## Short exercise a
From the records, extract the lines running from the one containing "x-tick-label: 5000 <box>336 481 360 493</box>" through the one containing "y-axis-label: Relative intensity", both included, and repeat them unchanged.

## Passage
..........

Subsection 2 of Patrick Harvie's amendment 43 would allow ministers to make regulations to enforce the standards, so it could work. If my amendments are not completely sound, their objective is sound and important and has been called for by a lot of people who know about the subject. It is therefore very important that the minister gives way. I have a problem in that if my amendment were carried, Patrick Harvie's would be dropped—is that correct?

No, there is no pre-emption.

In that case, I will press amendment 26.

The question is, that amendment 26 be agreed to. Are we agreed?

Members:

No.

There will be a division.

For

Gorrie, Donald (Central Scotland) (LD)
Grahame, Christine (South of Scotland) (SNP)
Harvie, Patrick (Glasgow) (Green)
Marwick, Tricia (Mid Scotland and Fife) (SNP)

Against

Barrie, Scott (Dunfermline West) (Lab)
Craigie, Cathie (Cumbernauld and Kilsyth) (Lab)
Home Robertson, Mr John (East Lothian) (Lab)

..........

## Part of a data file
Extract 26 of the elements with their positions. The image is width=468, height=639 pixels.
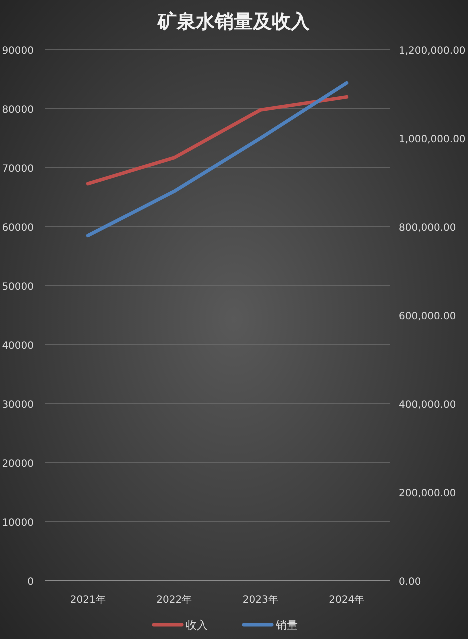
y2-tick-label: 200,000.00 <box>399 488 456 500</box>
y-tick-label: 30000 <box>2 400 34 411</box>
y-tick-label: 70000 <box>2 164 34 175</box>
legend-label: 销量 <box>275 619 298 632</box>
line-series <box>86 81 349 238</box>
y2-tick-label: 1,000,000.00 <box>399 134 466 146</box>
line-series <box>86 95 349 186</box>
y2-tick-label: 0.00 <box>399 577 422 588</box>
y-tick-label: 50000 <box>2 282 34 293</box>
y2-tick-label: 1,200,000.00 <box>399 46 466 57</box>
y-tick-label: 20000 <box>2 459 34 470</box>
legend-label: 收入 <box>186 619 208 632</box>
chart-title: 矿泉水销量及收入 <box>157 11 311 33</box>
y2-tick-label: 800,000.00 <box>399 223 456 234</box>
x-tick-label: 2023年 <box>242 594 278 606</box>
y-tick-label: 90000 <box>2 46 34 57</box>
y-tick-label: 60000 <box>2 223 34 234</box>
y2-tick-label: 600,000.00 <box>399 312 456 322</box>
x-tick-label: 2021年 <box>70 594 106 606</box>
x-tick-label: 2024年 <box>329 594 365 606</box>
y-tick-label: 0 <box>28 577 34 588</box>
y2-tick-label: 400,000.00 <box>399 400 456 411</box>
y-tick-label: 10000 <box>2 518 34 529</box>
y-tick-label: 40000 <box>2 341 34 352</box>
x-tick-label: 2022年 <box>156 594 192 606</box>
y-tick-label: 80000 <box>2 105 34 116</box>
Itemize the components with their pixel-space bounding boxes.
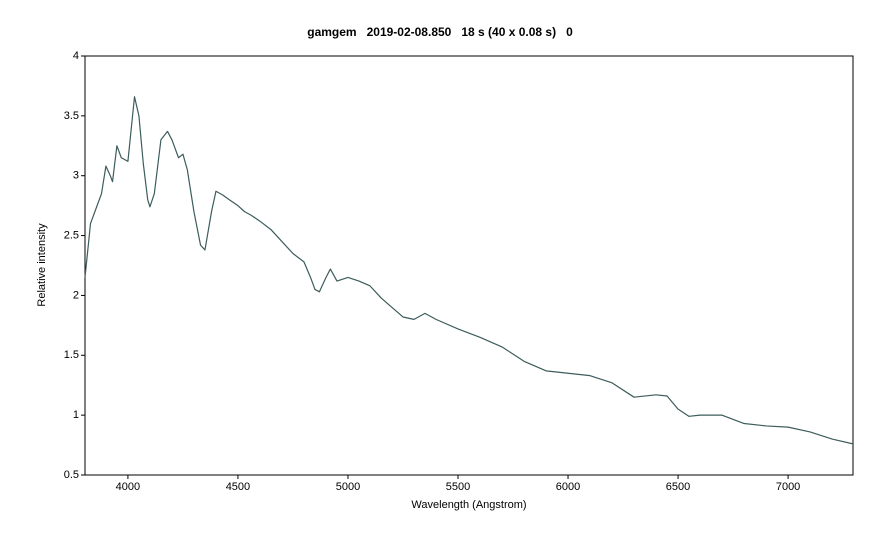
x-tick-label: 5000 <box>336 481 360 493</box>
y-tick-label: 3 <box>73 170 79 182</box>
x-tick-label: 4500 <box>226 481 250 493</box>
y-tick-label: 1.5 <box>64 349 79 361</box>
plot-frame <box>84 55 854 476</box>
x-tick-label: 7000 <box>776 481 800 493</box>
x-tick-label: 4000 <box>116 481 140 493</box>
y-tick-label: 4 <box>73 50 79 62</box>
y-tick-label: 2.5 <box>64 229 79 241</box>
y-tick-label: 0.5 <box>64 469 79 481</box>
spectrum-line <box>84 96 854 445</box>
y-axis-label: Relative intensity <box>36 223 48 307</box>
chart-title: gamgem 2019-02-08.850 18 s (40 x 0.08 s)… <box>307 25 573 39</box>
y-tick-label: 1 <box>73 409 79 421</box>
x-tick-label: 6500 <box>666 481 690 493</box>
x-axis-label: Wavelength (Angstrom) <box>411 499 526 511</box>
x-tick-label: 6000 <box>556 481 580 493</box>
y-tick-label: 2 <box>73 289 79 301</box>
y-tick-label: 3.5 <box>64 110 79 122</box>
x-tick-label: 5500 <box>446 481 470 493</box>
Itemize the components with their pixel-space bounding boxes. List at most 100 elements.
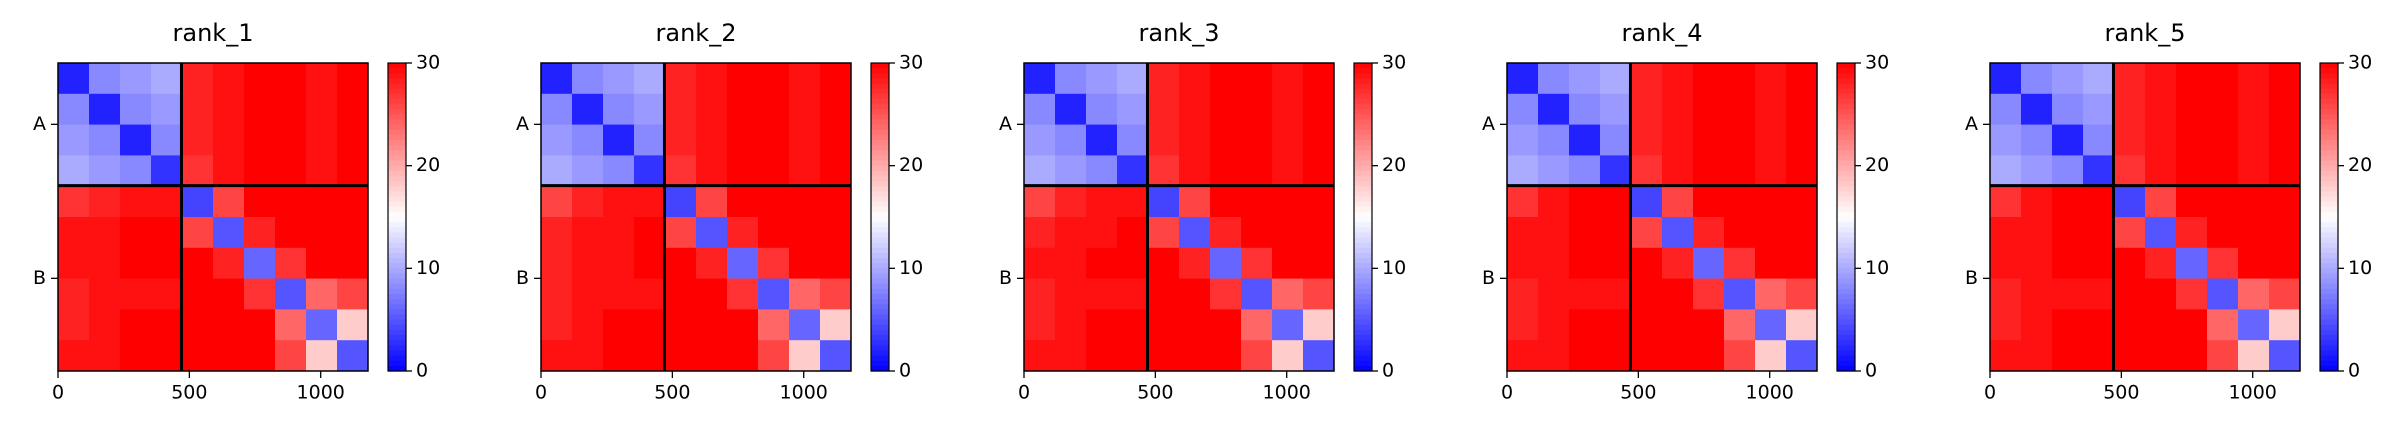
colorbar-segment: [871, 288, 889, 295]
heatmap-cell: [2052, 247, 2084, 280]
heatmap-cell: [1024, 63, 1056, 95]
colorbar-segment: [871, 114, 889, 121]
heatmap-cell: [1148, 155, 1180, 187]
heatmap-cell: [1569, 278, 1601, 310]
heatmap-cell: [1210, 340, 1242, 372]
colorbar-segment: [388, 335, 406, 341]
colorbar-segment: [2320, 73, 2338, 79]
heatmap-cell: [634, 63, 666, 95]
axes-frame: [1989, 62, 2301, 372]
heatmap-cell: [2083, 247, 2115, 280]
colorbar-segment: [388, 299, 406, 305]
colorbar-segment: [871, 124, 889, 131]
heatmap-cell: [151, 63, 183, 95]
heatmap-cell: [2021, 63, 2053, 95]
colorbar-segment: [871, 129, 889, 136]
heatmap-cell: [1693, 340, 1725, 372]
colorbar-segment: [1837, 222, 1855, 228]
heatmap-cell: [1569, 217, 1601, 249]
heatmap-cell: [665, 124, 697, 156]
heatmap-cell: [2238, 340, 2270, 372]
colorbar-segment: [1354, 78, 1372, 85]
colorbar-segment: [2320, 335, 2338, 341]
colorbar-segment: [388, 365, 406, 372]
heatmap-cell: [213, 278, 245, 310]
heatmap-cell: [665, 155, 697, 187]
colorbar-segment: [871, 68, 889, 74]
heatmap-cell: [1693, 278, 1725, 310]
heatmap-cell: [2083, 186, 2115, 218]
heatmap-cell: [1538, 186, 1570, 218]
colorbar-segment: [871, 104, 889, 110]
heatmap-cell: [1755, 186, 1787, 218]
colorbar-segment: [2320, 114, 2338, 121]
heatmap-cell: [275, 247, 307, 280]
heatmap-cell: [306, 155, 338, 187]
heatmap-cell: [306, 247, 338, 280]
heatmap-cell: [820, 340, 852, 372]
heatmap-cell: [727, 63, 759, 95]
heatmap-cell: [1990, 278, 2022, 310]
colorbar-segment: [2320, 273, 2338, 280]
heatmap-cell: [665, 93, 697, 126]
colorbar-segment: [1837, 319, 1855, 326]
heatmap-cell: [1210, 63, 1242, 95]
heatmap-cell: [789, 340, 821, 372]
heatmap-cell: [1210, 124, 1242, 156]
heatmap-cell: [1179, 340, 1211, 372]
colorbar-segment: [388, 98, 406, 105]
heatmap-cell: [1117, 186, 1149, 218]
colorbar-segment: [2320, 68, 2338, 74]
heatmap-cell: [758, 247, 790, 280]
heatmap-cell: [151, 340, 183, 372]
heatmap-cell: [1662, 155, 1694, 187]
x-tick-label: 0: [52, 382, 64, 404]
colorbar-segment: [1354, 237, 1372, 244]
heatmap-cell: [1990, 247, 2022, 280]
y-tick-label: A: [33, 113, 46, 135]
colorbar-segment: [388, 170, 406, 177]
heatmap-cell: [2269, 247, 2301, 280]
heatmap-cell: [1210, 217, 1242, 249]
heatmap-cell: [2176, 309, 2208, 341]
heatmap-cell: [151, 247, 183, 280]
heatmap-cell: [2207, 217, 2239, 249]
heatmap-cell: [337, 155, 369, 187]
heatmap-cell: [541, 186, 573, 218]
colorbar-segment: [2320, 93, 2338, 100]
heatmap-cell: [1569, 93, 1601, 126]
heatmap-cell: [1086, 186, 1118, 218]
heatmap-cell: [1569, 124, 1601, 156]
heatmap-cell: [572, 63, 604, 95]
heatmap-cell: [789, 186, 821, 218]
heatmap-cell: [727, 217, 759, 249]
heatmap-cell: [2114, 124, 2146, 156]
colorbar-segment: [388, 247, 406, 254]
colorbar-segment: [1837, 345, 1855, 352]
x-tick-label: 500: [1620, 382, 1656, 404]
heatmap-cell: [89, 155, 121, 187]
heatmap-cell: [1241, 278, 1273, 310]
colorbar-segment: [388, 104, 406, 110]
heatmap-cell: [789, 217, 821, 249]
heatmap-cell: [58, 93, 90, 126]
panel: rank_2 0 500 1000 A B 0 10 20 30: [516, 19, 923, 404]
heatmap-cell: [1693, 155, 1725, 187]
colorbar-segment: [388, 63, 406, 69]
heatmap-cell: [2114, 186, 2146, 218]
heatmap-cell: [2176, 278, 2208, 310]
heatmap-cell: [213, 155, 245, 187]
heatmap-cell: [1303, 155, 1335, 187]
heatmap-cell: [1662, 278, 1694, 310]
colorbar-segment: [2320, 165, 2338, 172]
heatmap-cell: [1724, 63, 1756, 95]
colorbar-frame: [1353, 62, 1373, 372]
panel: rank_1 0 500 1000 A B 0 10 20 30: [33, 19, 440, 404]
colorbar-tick-label: 10: [1382, 257, 1406, 279]
heatmap-cell: [1724, 124, 1756, 156]
heatmap-cell: [603, 124, 635, 156]
heatmap-cell: [1241, 63, 1273, 95]
colorbar-segment: [871, 165, 889, 172]
colorbar-segment: [1837, 355, 1855, 362]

..........

## Short exercise b
Answer these questions from the debate transcript, one per line:
(i) Which subsection of Patrick Harvie's amendment 43 would allow ministers to make regulations to enforce the standards?
(ii) Which amendment does the speaker decide to press after being told there is no pre-emption?
(iii) What constituency is listed for Scott Barrie among those voting against?

## Complete answer a
x-tick-label: 5000 <box>336 481 360 493</box>
y-tick-label: 3 <box>73 170 79 182</box>
x-tick-label: 4500 <box>226 481 250 493</box>
y-tick-label: 1.5 <box>64 349 79 361</box>
plot-frame <box>84 55 854 476</box>
x-tick-label: 7000 <box>776 481 800 493</box>
x-tick-label: 4000 <box>116 481 140 493</box>
y-tick-label: 4 <box>73 50 79 62</box>
y-tick-label: 2.5 <box>64 229 79 241</box>
y-tick-label: 0.5 <box>64 469 79 481</box>
spectrum-line <box>84 96 854 445</box>
y-axis-label: Relative intensity <box>36 223 48 307</box>

## Complete answer b
(i) Subsection 2
(ii) Amendment 26
(iii) Dunfermline West